— begin DATA FOR THE TASK —
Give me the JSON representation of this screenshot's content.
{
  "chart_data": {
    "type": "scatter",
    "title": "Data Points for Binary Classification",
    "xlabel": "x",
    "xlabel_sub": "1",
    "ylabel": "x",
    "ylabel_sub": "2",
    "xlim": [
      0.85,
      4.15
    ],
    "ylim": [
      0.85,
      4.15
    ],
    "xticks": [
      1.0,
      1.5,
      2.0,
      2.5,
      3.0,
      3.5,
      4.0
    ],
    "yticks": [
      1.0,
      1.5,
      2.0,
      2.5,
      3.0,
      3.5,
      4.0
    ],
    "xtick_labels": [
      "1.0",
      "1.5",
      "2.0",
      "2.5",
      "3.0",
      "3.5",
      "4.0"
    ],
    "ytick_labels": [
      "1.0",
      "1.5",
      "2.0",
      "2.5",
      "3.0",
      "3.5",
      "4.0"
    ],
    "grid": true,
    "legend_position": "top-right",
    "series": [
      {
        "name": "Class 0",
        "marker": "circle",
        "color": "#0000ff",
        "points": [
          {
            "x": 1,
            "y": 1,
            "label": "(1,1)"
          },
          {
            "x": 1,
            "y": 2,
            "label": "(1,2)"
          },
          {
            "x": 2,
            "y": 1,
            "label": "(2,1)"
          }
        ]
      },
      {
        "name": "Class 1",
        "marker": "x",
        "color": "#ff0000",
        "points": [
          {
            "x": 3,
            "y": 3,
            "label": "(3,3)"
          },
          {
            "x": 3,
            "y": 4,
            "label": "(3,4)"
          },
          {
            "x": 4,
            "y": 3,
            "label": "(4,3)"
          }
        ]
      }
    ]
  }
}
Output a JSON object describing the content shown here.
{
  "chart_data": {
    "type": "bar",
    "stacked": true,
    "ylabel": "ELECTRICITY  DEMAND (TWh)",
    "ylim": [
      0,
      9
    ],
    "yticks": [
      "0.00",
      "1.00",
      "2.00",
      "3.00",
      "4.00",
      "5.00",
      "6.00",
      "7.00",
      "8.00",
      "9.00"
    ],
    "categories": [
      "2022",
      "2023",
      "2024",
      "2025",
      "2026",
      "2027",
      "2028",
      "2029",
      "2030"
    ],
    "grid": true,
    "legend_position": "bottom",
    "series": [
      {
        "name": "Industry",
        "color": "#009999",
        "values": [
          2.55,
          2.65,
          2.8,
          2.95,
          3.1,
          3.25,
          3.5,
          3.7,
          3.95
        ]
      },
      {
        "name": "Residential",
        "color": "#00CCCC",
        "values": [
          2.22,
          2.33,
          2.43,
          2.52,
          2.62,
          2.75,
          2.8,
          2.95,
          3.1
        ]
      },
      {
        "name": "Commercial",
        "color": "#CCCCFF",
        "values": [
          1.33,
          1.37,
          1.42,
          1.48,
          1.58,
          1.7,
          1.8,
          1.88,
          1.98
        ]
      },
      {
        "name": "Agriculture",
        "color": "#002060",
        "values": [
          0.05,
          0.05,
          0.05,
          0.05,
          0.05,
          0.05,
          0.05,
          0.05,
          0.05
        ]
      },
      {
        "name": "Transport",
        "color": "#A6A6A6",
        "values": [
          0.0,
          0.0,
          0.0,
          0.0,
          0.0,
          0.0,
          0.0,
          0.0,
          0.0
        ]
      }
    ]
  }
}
— end DATA FOR THE TASK —
WHAT TO WORK ON =
Extract, verbatim, the lines from the one containing "Output a JSON" through the last line of the listing above.

TASK RESULT =
Output a JSON object describing the content shown here.
{
  "chart_data": {
    "type": "bar",
    "stacked": true,
    "ylabel": "ELECTRICITY  DEMAND (TWh)",
    "ylim": [
      0,
      9
    ],
    "yticks": [
      "0.00",
      "1.00",
      "2.00",
      "3.00",
      "4.00",
      "5.00",
      "6.00",
      "7.00",
      "8.00",
      "9.00"
    ],
    "categories": [
      "2022",
      "2023",
      "2024",
      "2025",
      "2026",
      "2027",
      "2028",
      "2029",
      "2030"
    ],
    "grid": true,
    "legend_position": "bottom",
    "series": [
      {
        "name": "Industry",
        "color": "#009999",
        "values": [
          2.55,
          2.65,
          2.8,
          2.95,
          3.1,
          3.25,
          3.5,
          3.7,
          3.95
        ]
      },
      {
        "name": "Residential",
        "color": "#00CCCC",
        "values": [
          2.22,
          2.33,
          2.43,
          2.52,
          2.62,
          2.75,
          2.8,
          2.95,
          3.1
        ]
      },
      {
        "name": "Commercial",
        "color": "#CCCCFF",
        "values": [
          1.33,
          1.37,
          1.42,
          1.48,
          1.58,
          1.7,
          1.8,
          1.88,
          1.98
        ]
      },
      {
        "name": "Agriculture",
        "color": "#002060",
        "values": [
          0.05,
          0.05,
          0.05,
          0.05,
          0.05,
          0.05,
          0.05,
          0.05,
          0.05
        ]
      },
      {
        "name": "Transport",
        "color": "#A6A6A6",
        "values": [
          0.0,
          0.0,
          0.0,
          0.0,
          0.0,
          0.0,
          0.0,
          0.0,
          0.0
        ]
      }
    ]
  }
}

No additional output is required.